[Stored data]
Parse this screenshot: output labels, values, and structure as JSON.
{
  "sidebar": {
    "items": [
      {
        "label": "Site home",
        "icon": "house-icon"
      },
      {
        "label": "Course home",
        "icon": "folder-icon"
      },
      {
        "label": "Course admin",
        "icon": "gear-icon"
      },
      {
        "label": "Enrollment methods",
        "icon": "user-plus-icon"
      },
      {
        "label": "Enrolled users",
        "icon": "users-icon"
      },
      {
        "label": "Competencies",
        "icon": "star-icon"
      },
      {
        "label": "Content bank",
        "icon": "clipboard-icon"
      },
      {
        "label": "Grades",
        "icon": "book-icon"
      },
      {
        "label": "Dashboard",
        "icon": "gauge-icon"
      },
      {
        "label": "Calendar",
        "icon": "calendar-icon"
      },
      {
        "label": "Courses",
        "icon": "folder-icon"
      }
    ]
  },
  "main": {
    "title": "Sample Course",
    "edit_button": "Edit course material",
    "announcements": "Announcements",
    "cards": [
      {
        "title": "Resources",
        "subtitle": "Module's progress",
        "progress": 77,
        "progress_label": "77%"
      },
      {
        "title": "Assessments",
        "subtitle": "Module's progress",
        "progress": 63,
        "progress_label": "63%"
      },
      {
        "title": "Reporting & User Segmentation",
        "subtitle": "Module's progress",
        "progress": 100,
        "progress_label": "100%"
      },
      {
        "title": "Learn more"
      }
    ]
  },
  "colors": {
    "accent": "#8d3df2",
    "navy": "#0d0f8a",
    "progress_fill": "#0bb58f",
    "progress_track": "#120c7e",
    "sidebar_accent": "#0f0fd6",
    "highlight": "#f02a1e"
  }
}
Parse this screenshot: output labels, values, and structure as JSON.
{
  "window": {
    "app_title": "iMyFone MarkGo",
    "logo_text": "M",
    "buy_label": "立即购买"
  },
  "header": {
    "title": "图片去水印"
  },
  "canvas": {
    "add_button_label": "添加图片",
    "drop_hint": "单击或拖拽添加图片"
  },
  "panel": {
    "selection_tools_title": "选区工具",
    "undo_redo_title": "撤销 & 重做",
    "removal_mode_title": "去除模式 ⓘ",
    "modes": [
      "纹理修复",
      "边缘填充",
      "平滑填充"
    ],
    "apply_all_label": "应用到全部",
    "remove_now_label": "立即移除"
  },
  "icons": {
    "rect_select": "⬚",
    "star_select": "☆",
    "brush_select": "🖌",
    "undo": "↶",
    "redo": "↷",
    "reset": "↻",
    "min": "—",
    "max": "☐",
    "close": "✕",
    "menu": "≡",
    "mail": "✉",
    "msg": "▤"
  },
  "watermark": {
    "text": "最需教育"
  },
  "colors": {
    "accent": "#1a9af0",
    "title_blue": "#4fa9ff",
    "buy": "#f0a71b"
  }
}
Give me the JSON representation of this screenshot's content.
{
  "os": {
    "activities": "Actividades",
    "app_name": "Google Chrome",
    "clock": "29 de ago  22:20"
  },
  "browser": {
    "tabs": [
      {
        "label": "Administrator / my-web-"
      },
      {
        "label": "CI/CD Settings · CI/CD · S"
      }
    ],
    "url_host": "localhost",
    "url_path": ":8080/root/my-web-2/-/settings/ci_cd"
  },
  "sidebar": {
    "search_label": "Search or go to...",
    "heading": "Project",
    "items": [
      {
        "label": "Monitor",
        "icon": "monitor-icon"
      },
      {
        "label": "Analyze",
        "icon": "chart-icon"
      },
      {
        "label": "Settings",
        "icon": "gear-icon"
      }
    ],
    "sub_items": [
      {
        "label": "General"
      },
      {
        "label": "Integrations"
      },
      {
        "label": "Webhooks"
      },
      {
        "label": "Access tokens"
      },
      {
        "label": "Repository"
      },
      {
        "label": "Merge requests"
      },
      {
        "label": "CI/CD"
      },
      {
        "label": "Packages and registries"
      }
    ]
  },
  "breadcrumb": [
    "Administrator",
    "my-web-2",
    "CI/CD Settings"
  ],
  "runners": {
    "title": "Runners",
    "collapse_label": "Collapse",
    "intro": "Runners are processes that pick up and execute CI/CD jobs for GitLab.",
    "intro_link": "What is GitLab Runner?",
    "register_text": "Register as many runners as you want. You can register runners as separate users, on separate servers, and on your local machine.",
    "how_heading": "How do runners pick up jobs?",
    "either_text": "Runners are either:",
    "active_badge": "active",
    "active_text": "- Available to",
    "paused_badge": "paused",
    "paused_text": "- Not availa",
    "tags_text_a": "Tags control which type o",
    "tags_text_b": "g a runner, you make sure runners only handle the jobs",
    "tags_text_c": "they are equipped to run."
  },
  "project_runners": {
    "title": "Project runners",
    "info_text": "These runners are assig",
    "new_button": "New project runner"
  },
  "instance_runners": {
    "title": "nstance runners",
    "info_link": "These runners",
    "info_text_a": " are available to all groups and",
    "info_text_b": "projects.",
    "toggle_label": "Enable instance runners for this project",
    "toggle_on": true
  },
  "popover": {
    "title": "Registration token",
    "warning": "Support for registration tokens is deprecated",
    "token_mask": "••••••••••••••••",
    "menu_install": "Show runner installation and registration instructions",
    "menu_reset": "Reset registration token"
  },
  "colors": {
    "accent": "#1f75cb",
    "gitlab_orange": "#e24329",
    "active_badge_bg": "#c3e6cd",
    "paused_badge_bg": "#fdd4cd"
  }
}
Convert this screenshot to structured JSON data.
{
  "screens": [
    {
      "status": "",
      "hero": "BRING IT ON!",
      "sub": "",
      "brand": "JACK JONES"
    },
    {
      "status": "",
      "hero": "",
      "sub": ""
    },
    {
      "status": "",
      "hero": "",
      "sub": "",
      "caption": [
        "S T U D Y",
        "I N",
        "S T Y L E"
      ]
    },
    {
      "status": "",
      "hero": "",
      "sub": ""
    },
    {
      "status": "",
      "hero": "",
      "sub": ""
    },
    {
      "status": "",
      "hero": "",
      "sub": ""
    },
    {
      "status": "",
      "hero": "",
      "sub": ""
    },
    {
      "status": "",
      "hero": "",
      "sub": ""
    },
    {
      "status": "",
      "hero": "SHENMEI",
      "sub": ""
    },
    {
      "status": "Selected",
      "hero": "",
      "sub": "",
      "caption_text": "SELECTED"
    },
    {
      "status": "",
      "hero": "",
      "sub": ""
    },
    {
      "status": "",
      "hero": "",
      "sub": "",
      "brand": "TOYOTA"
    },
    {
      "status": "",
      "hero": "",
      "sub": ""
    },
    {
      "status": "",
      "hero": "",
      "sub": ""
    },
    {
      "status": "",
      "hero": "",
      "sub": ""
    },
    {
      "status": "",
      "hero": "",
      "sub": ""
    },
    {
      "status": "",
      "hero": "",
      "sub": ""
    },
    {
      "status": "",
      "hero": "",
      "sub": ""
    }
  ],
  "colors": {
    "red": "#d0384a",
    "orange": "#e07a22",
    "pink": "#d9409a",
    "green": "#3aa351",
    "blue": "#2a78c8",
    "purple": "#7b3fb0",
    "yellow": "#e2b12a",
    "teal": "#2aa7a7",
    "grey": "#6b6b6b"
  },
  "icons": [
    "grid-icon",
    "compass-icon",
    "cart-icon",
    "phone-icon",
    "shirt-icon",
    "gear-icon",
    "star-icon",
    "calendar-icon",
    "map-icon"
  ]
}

→ **DIRECTIONS**
Write down every line of the data exactly as it appears above.

→ **SOLUTION FOR THIS EXERCISE**
Parse this screenshot: output labels, values, and structure as JSON.
{
  "sidebar": {
    "items": [
      {
        "label": "Site home",
        "icon": "house-icon"
      },
      {
        "label": "Course home",
        "icon": "folder-icon"
      },
      {
        "label": "Course admin",
        "icon": "gear-icon"
      },
      {
        "label": "Enrollment methods",
        "icon": "user-plus-icon"
      },
      {
        "label": "Enrolled users",
        "icon": "users-icon"
      },
      {
        "label": "Competencies",
        "icon": "star-icon"
      },
      {
        "label": "Content bank",
        "icon": "clipboard-icon"
      },
      {
        "label": "Grades",
        "icon": "book-icon"
      },
      {
        "label": "Dashboard",
        "icon": "gauge-icon"
      },
      {
        "label": "Calendar",
        "icon": "calendar-icon"
      },
      {
        "label": "Courses",
        "icon": "folder-icon"
      }
    ]
  },
  "main": {
    "title": "Sample Course",
    "edit_button": "Edit course material",
    "announcements": "Announcements",
    "cards": [
      {
        "title": "Resources",
        "subtitle": "Module's progress",
        "progress": 77,
        "progress_label": "77%"
      },
      {
        "title": "Assessments",
        "subtitle": "Module's progress",
        "progress": 63,
        "progress_label": "63%"
      },
      {
        "title": "Reporting & User Segmentation",
        "subtitle": "Module's progress",
        "progress": 100,
        "progress_label": "100%"
      },
      {
        "title": "Learn more"
      }
    ]
  },
  "colors": {
    "accent": "#8d3df2",
    "navy": "#0d0f8a",
    "progress_fill": "#0bb58f",
    "progress_track": "#120c7e",
    "sidebar_accent": "#0f0fd6",
    "highlight": "#f02a1e"
  }
}
Parse this screenshot: output labels, values, and structure as JSON.
{
  "window": {
    "app_title": "iMyFone MarkGo",
    "logo_text": "M",
    "buy_label": "立即购买"
  },
  "header": {
    "title": "图片去水印"
  },
  "canvas": {
    "add_button_label": "添加图片",
    "drop_hint": "单击或拖拽添加图片"
  },
  "panel": {
    "selection_tools_title": "选区工具",
    "undo_redo_title": "撤销 & 重做",
    "removal_mode_title": "去除模式 ⓘ",
    "modes": [
      "纹理修复",
      "边缘填充",
      "平滑填充"
    ],
    "apply_all_label": "应用到全部",
    "remove_now_label": "立即移除"
  },
  "icons": {
    "rect_select": "⬚",
    "star_select": "☆",
    "brush_select": "🖌",
    "undo": "↶",
    "redo": "↷",
    "reset": "↻",
    "min": "—",
    "max": "☐",
    "close": "✕",
    "menu": "≡",
    "mail": "✉",
    "msg": "▤"
  },
  "watermark": {
    "text": "最需教育"
  },
  "colors": {
    "accent": "#1a9af0",
    "title_blue": "#4fa9ff",
    "buy": "#f0a71b"
  }
}
Give me the JSON representation of this screenshot's content.
{
  "os": {
    "activities": "Actividades",
    "app_name": "Google Chrome",
    "clock": "29 de ago  22:20"
  },
  "browser": {
    "tabs": [
      {
        "label": "Administrator / my-web-"
      },
      {
        "label": "CI/CD Settings · CI/CD · S"
      }
    ],
    "url_host": "localhost",
    "url_path": ":8080/root/my-web-2/-/settings/ci_cd"
  },
  "sidebar": {
    "search_label": "Search or go to...",
    "heading": "Project",
    "items": [
      {
        "label": "Monitor",
        "icon": "monitor-icon"
      },
      {
        "label": "Analyze",
        "icon": "chart-icon"
      },
      {
        "label": "Settings",
        "icon": "gear-icon"
      }
    ],
    "sub_items": [
      {
        "label": "General"
      },
      {
        "label": "Integrations"
      },
      {
        "label": "Webhooks"
      },
      {
        "label": "Access tokens"
      },
      {
        "label": "Repository"
      },
      {
        "label": "Merge requests"
      },
      {
        "label": "CI/CD"
      },
      {
        "label": "Packages and registries"
      }
    ]
  },
  "breadcrumb": [
    "Administrator",
    "my-web-2",
    "CI/CD Settings"
  ],
  "runners": {
    "title": "Runners",
    "collapse_label": "Collapse",
    "intro": "Runners are processes that pick up and execute CI/CD jobs for GitLab.",
    "intro_link": "What is GitLab Runner?",
    "register_text": "Register as many runners as you want. You can register runners as separate users, on separate servers, and on your local machine.",
    "how_heading": "How do runners pick up jobs?",
    "either_text": "Runners are either:",
    "active_badge": "active",
    "active_text": "- Available to",
    "paused_badge": "paused",
    "paused_text": "- Not availa",
    "tags_text_a": "Tags control which type o",
    "tags_text_b": "g a runner, you make sure runners only handle the jobs",
    "tags_text_c": "they are equipped to run."
  },
  "project_runners": {
    "title": "Project runners",
    "info_text": "These runners are assig",
    "new_button": "New project runner"
  },
  "instance_runners": {
    "title": "nstance runners",
    "info_link": "These runners",
    "info_text_a": " are available to all groups and",
    "info_text_b": "projects.",
    "toggle_label": "Enable instance runners for this project",
    "toggle_on": true
  },
  "popover": {
    "title": "Registration token",
    "warning": "Support for registration tokens is deprecated",
    "token_mask": "••••••••••••••••",
    "menu_install": "Show runner installation and registration instructions",
    "menu_reset": "Reset registration token"
  },
  "colors": {
    "accent": "#1f75cb",
    "gitlab_orange": "#e24329",
    "active_badge_bg": "#c3e6cd",
    "paused_badge_bg": "#fdd4cd"
  }
}
Convert this screenshot to structured JSON data.
{
  "screens": [
    {
      "status": "",
      "hero": "BRING IT ON!",
      "sub": "",
      "brand": "JACK JONES"
    },
    {
      "status": "",
      "hero": "",
      "sub": ""
    },
    {
      "status": "",
      "hero": "",
      "sub": "",
      "caption": [
        "S T U D Y",
        "I N",
        "S T Y L E"
      ]
    },
    {
      "status": "",
      "hero": "",
      "sub": ""
    },
    {
      "status": "",
      "hero": "",
      "sub": ""
    },
    {
      "status": "",
      "hero": "",
      "sub": ""
    },
    {
      "status": "",
      "hero": "",
      "sub": ""
    },
    {
      "status": "",
      "hero": "",
      "sub": ""
    },
    {
      "status": "",
      "hero": "SHENMEI",
      "sub": ""
    },
    {
      "status": "Selected",
      "hero": "",
      "sub": "",
      "caption_text": "SELECTED"
    },
    {
      "status": "",
      "hero": "",
      "sub": ""
    },
    {
      "status": "",
      "hero": "",
      "sub": "",
      "brand": "TOYOTA"
    },
    {
      "status": "",
      "hero": "",
      "sub": ""
    },
    {
      "status": "",
      "hero": "",
      "sub": ""
    },
    {
      "status": "",
      "hero": "",
      "sub": ""
    },
    {
      "status": "",
      "hero": "",
      "sub": ""
    },
    {
      "status": "",
      "hero": "",
      "sub": ""
    },
    {
      "status": "",
      "hero": "",
      "sub": ""
    }
  ],
  "colors": {
    "red": "#d0384a",
    "orange": "#e07a22",
    "pink": "#d9409a",
    "green": "#3aa351",
    "blue": "#2a78c8",
    "purple": "#7b3fb0",
    "yellow": "#e2b12a",
    "teal": "#2aa7a7",
    "grey": "#6b6b6b"
  },
  "icons": [
    "grid-icon",
    "compass-icon",
    "cart-icon",
    "phone-icon",
    "shirt-icon",
    "gear-icon",
    "star-icon",
    "calendar-icon",
    "map-icon"
  ]
}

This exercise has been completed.